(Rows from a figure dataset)
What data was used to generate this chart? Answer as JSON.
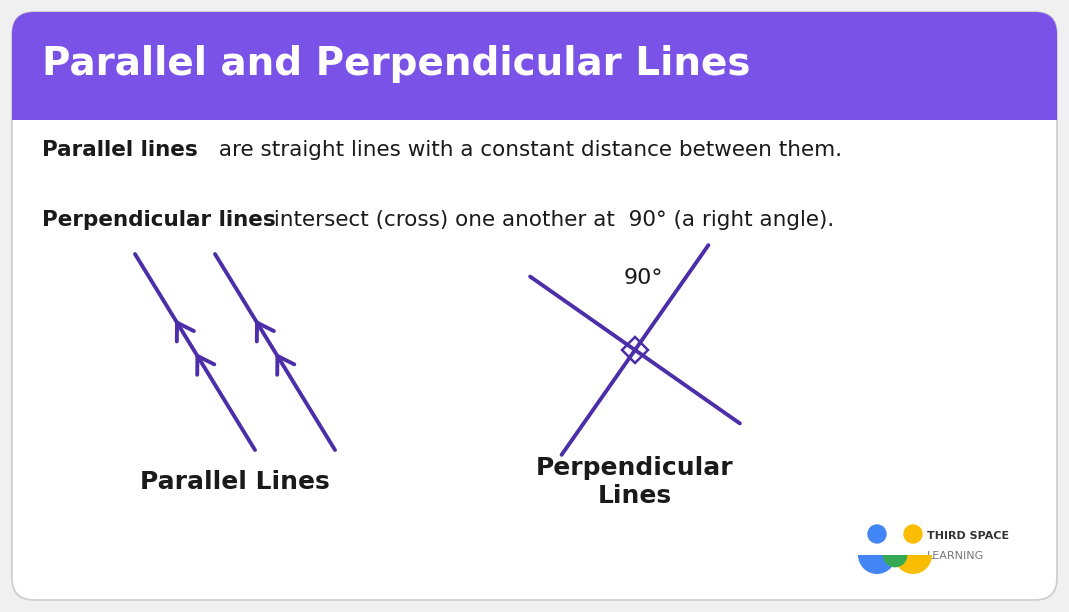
{
  "title": "Parallel and Perpendicular Lines",
  "header_bg": "#7B52E8",
  "body_bg": "#FFFFFF",
  "border_color": "#CCCCCC",
  "text_color": "#1a1a1a",
  "title_color": "#FFFFFF",
  "title_fontsize": 28,
  "label_fontsize": 18,
  "para_text_bold": "Parallel lines",
  "para_text_rest": " are straight lines with a constant distance between them.",
  "perp_text_bold": "Perpendicular lines",
  "perp_text_rest": " intersect (cross) one another at  90° (a right angle).",
  "parallel_label": "Parallel Lines",
  "perpendicular_label": "Perpendicular\nLines",
  "degree_label": "90°",
  "purple": "#4B2EA8",
  "logo_blue": "#4285F4",
  "logo_yellow": "#FBBC04",
  "logo_green": "#34A853",
  "logo_text_line1": "THIRD SPACE",
  "logo_text_line2": "LEARNING"
}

▶ [Required work]
Select and copy each line from the data that includes the word "Parallel".

▶ [Result below]
  "title": "Parallel and Perpendicular Lines",
  "para_text_bold": "Parallel lines",
  "parallel_label": "Parallel Lines",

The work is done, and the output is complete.